## Given problem
Output every line of the entries below unchanged, leaving out the picture placeholders.

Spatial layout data

++++

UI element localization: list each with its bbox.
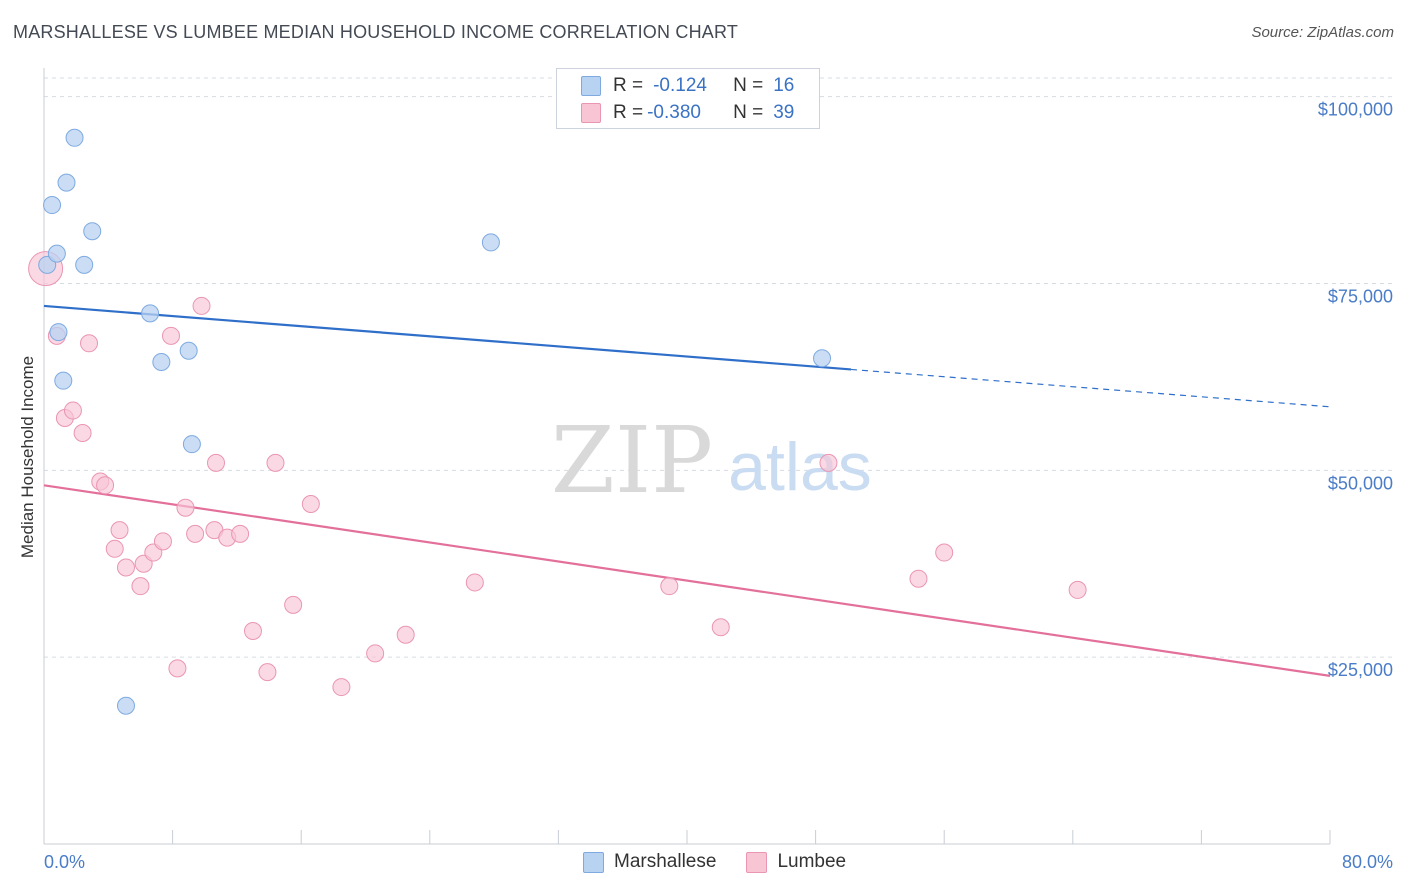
marshallese-point xyxy=(54,371,73,390)
lumbee-point xyxy=(909,569,928,588)
source-label: Source: ZipAtlas.com xyxy=(1251,24,1394,41)
lumbee-point xyxy=(110,521,129,540)
axes xyxy=(43,68,1331,845)
lumbee-point xyxy=(284,595,303,614)
r-label: R = xyxy=(613,102,644,123)
lumbee-point xyxy=(258,663,277,682)
watermark-zip: ZIP xyxy=(551,407,713,514)
marshallese-trend-line xyxy=(43,304,852,371)
marshallese-trend-extension xyxy=(850,368,1331,408)
lumbee-point xyxy=(935,543,954,562)
lumbee-point xyxy=(168,659,187,678)
legend-row-lumbee: R = -0.380 N = 39 xyxy=(581,100,794,126)
marshallese-point xyxy=(182,435,201,454)
lumbee-point xyxy=(186,524,205,543)
marshallese-point xyxy=(83,222,102,241)
lumbee-point xyxy=(711,618,730,637)
lumbee-point xyxy=(332,678,351,697)
lumbee-point xyxy=(301,494,320,513)
watermark: ZIP atlas xyxy=(551,407,872,514)
lumbee-point xyxy=(80,334,99,353)
trend-lines xyxy=(43,304,1331,677)
lumbee-point xyxy=(243,622,262,641)
marshallese-swatch xyxy=(581,76,601,96)
lumbee-point xyxy=(161,326,180,345)
marshallese-point xyxy=(152,352,171,371)
n-value: 16 xyxy=(773,75,795,96)
legend-item-lumbee: Lumbee xyxy=(746,851,846,873)
x-tick-max: 80.0% xyxy=(1341,852,1393,872)
marshallese-point xyxy=(141,304,160,323)
marshallese-legend-swatch xyxy=(583,851,604,873)
lumbee-point xyxy=(176,498,195,517)
series-legend: Marshallese Lumbee xyxy=(583,851,876,873)
lumbee-swatch xyxy=(581,103,601,123)
x-tick-min: 0.0% xyxy=(44,852,86,872)
marshallese-point xyxy=(813,349,832,368)
legend-label-lumbee: Lumbee xyxy=(777,851,847,872)
n-label: N = xyxy=(733,75,764,96)
marshallese-point xyxy=(57,173,76,192)
lumbee-trend-line xyxy=(43,484,1331,677)
watermark-atlas: atlas xyxy=(728,429,872,505)
lumbee-point xyxy=(116,558,135,577)
n-value: 39 xyxy=(773,102,795,123)
n-label: N = xyxy=(733,102,764,123)
marshallese-point xyxy=(43,196,62,215)
lumbee-point xyxy=(207,453,226,472)
lumbee-legend-swatch xyxy=(746,851,768,873)
y-tick-label: $50,000 xyxy=(1328,473,1393,493)
lumbee-point xyxy=(131,577,150,596)
legend-item-marshallese: Marshallese xyxy=(583,851,716,873)
marshallese-point xyxy=(75,255,94,274)
y-tick-label: $100,000 xyxy=(1318,100,1393,120)
r-label: R = xyxy=(613,75,644,96)
marshallese-point xyxy=(116,696,135,715)
lumbee-point xyxy=(396,625,415,644)
data-points xyxy=(28,128,1087,715)
lumbee-point xyxy=(192,296,211,315)
lumbee-point xyxy=(366,644,385,663)
chart-title: MARSHALLESE VS LUMBEE MEDIAN HOUSEHOLD I… xyxy=(13,22,739,42)
lumbee-point xyxy=(105,539,124,558)
lumbee-point xyxy=(73,423,92,442)
y-tick-label: $75,000 xyxy=(1328,287,1393,307)
lumbee-point xyxy=(660,577,679,596)
lumbee-point xyxy=(266,453,285,472)
marshallese-point xyxy=(49,323,68,342)
y-tick-label: $25,000 xyxy=(1328,660,1393,680)
r-value: -0.380 xyxy=(647,102,701,123)
correlation-legend: R = -0.124 N = 16 R = -0.380 N = 39 xyxy=(556,68,820,129)
legend-row-marshallese: R = -0.124 N = 16 xyxy=(581,73,794,99)
marshallese-point xyxy=(47,244,66,263)
gridlines xyxy=(44,77,1393,658)
y-axis-label: Median Household Income xyxy=(18,355,37,559)
marshallese-point xyxy=(179,341,198,360)
lumbee-point xyxy=(465,573,484,592)
lumbee-point xyxy=(231,524,250,543)
lumbee-point xyxy=(1068,580,1087,599)
marshallese-point xyxy=(65,128,84,147)
lumbee-point xyxy=(819,453,838,472)
lumbee-point xyxy=(63,401,82,420)
marshallese-point xyxy=(481,233,500,252)
r-value: -0.124 xyxy=(653,75,707,96)
lumbee-point xyxy=(153,532,172,551)
y-tick-labels: $25,000 $50,000 $75,000 $100,000 xyxy=(1318,100,1393,680)
lumbee-point xyxy=(96,476,115,495)
legend-label-marshallese: Marshallese xyxy=(614,851,717,872)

++++

## Task answer
UI element localization: list each with its bbox.
marshallese-point xyxy=(54,371,73,390)
lumbee-point xyxy=(909,569,928,588)
source-label: Source: ZipAtlas.com xyxy=(1251,24,1394,41)
lumbee-point xyxy=(110,521,129,540)
axes xyxy=(43,68,1331,845)
lumbee-point xyxy=(284,595,303,614)
r-label: R = xyxy=(613,102,644,123)
lumbee-point xyxy=(258,663,277,682)
watermark-zip: ZIP xyxy=(551,407,713,514)
marshallese-trend-line xyxy=(43,304,852,371)
marshallese-trend-extension xyxy=(850,368,1331,408)
lumbee-point xyxy=(935,543,954,562)
lumbee-point xyxy=(168,659,187,678)
legend-row-lumbee: R = -0.380 N = 39 xyxy=(581,100,794,126)
marshallese-point xyxy=(182,435,201,454)
lumbee-point xyxy=(186,524,205,543)
marshallese-point xyxy=(83,222,102,241)
lumbee-point xyxy=(711,618,730,637)
lumbee-point xyxy=(332,678,351,697)
lumbee-point xyxy=(301,494,320,513)
watermark: ZIP atlas xyxy=(551,407,872,514)
lumbee-point xyxy=(80,334,99,353)
trend-lines xyxy=(43,304,1331,677)
lumbee-point xyxy=(243,622,262,641)
marshallese-swatch xyxy=(581,76,601,96)
lumbee-point xyxy=(161,326,180,345)
marshallese-point xyxy=(152,352,171,371)
n-value: 16 xyxy=(773,75,795,96)
legend-item-lumbee: Lumbee xyxy=(746,851,846,873)
x-tick-max: 80.0% xyxy=(1341,852,1393,872)
marshallese-point xyxy=(141,304,160,323)
marshallese-legend-swatch xyxy=(583,851,604,873)
lumbee-point xyxy=(176,498,195,517)
series-legend: Marshallese Lumbee xyxy=(583,851,876,873)
lumbee-swatch xyxy=(581,103,601,123)
x-tick-min: 0.0% xyxy=(44,852,86,872)
marshallese-point xyxy=(813,349,832,368)
legend-label-lumbee: Lumbee xyxy=(777,851,847,872)
n-label: N = xyxy=(733,75,764,96)
marshallese-point xyxy=(57,173,76,192)
lumbee-trend-line xyxy=(43,484,1331,677)
watermark-atlas: atlas xyxy=(728,429,872,505)
lumbee-point xyxy=(116,558,135,577)
n-value: 39 xyxy=(773,102,795,123)
n-label: N = xyxy=(733,102,764,123)
marshallese-point xyxy=(43,196,62,215)
lumbee-point xyxy=(207,453,226,472)
lumbee-legend-swatch xyxy=(746,851,768,873)
y-tick-label: $50,000 xyxy=(1328,473,1393,493)
lumbee-point xyxy=(131,577,150,596)
legend-item-marshallese: Marshallese xyxy=(583,851,716,873)
marshallese-point xyxy=(75,255,94,274)
y-tick-label: $100,000 xyxy=(1318,100,1393,120)
r-label: R = xyxy=(613,75,644,96)
marshallese-point xyxy=(116,696,135,715)
lumbee-point xyxy=(396,625,415,644)
data-points xyxy=(28,128,1087,715)
lumbee-point xyxy=(192,296,211,315)
lumbee-point xyxy=(366,644,385,663)
chart-title: MARSHALLESE VS LUMBEE MEDIAN HOUSEHOLD I… xyxy=(13,22,739,42)
lumbee-point xyxy=(105,539,124,558)
lumbee-point xyxy=(73,423,92,442)
y-tick-label: $75,000 xyxy=(1328,287,1393,307)
lumbee-point xyxy=(660,577,679,596)
lumbee-point xyxy=(266,453,285,472)
marshallese-point xyxy=(49,323,68,342)
y-tick-label: $25,000 xyxy=(1328,660,1393,680)
r-value: -0.380 xyxy=(647,102,701,123)
correlation-legend: R = -0.124 N = 16 R = -0.380 N = 39 xyxy=(556,68,820,129)
legend-row-marshallese: R = -0.124 N = 16 xyxy=(581,73,794,99)
marshallese-point xyxy=(47,244,66,263)
gridlines xyxy=(44,77,1393,658)
y-axis-label: Median Household Income xyxy=(18,355,37,559)
marshallese-point xyxy=(179,341,198,360)
lumbee-point xyxy=(465,573,484,592)
lumbee-point xyxy=(231,524,250,543)
lumbee-point xyxy=(1068,580,1087,599)
marshallese-point xyxy=(65,128,84,147)
lumbee-point xyxy=(819,453,838,472)
lumbee-point xyxy=(63,401,82,420)
marshallese-point xyxy=(481,233,500,252)
r-value: -0.124 xyxy=(653,75,707,96)
lumbee-point xyxy=(153,532,172,551)
y-tick-labels: $25,000 $50,000 $75,000 $100,000 xyxy=(1318,100,1393,680)
lumbee-point xyxy=(96,476,115,495)
legend-label-marshallese: Marshallese xyxy=(614,851,717,872)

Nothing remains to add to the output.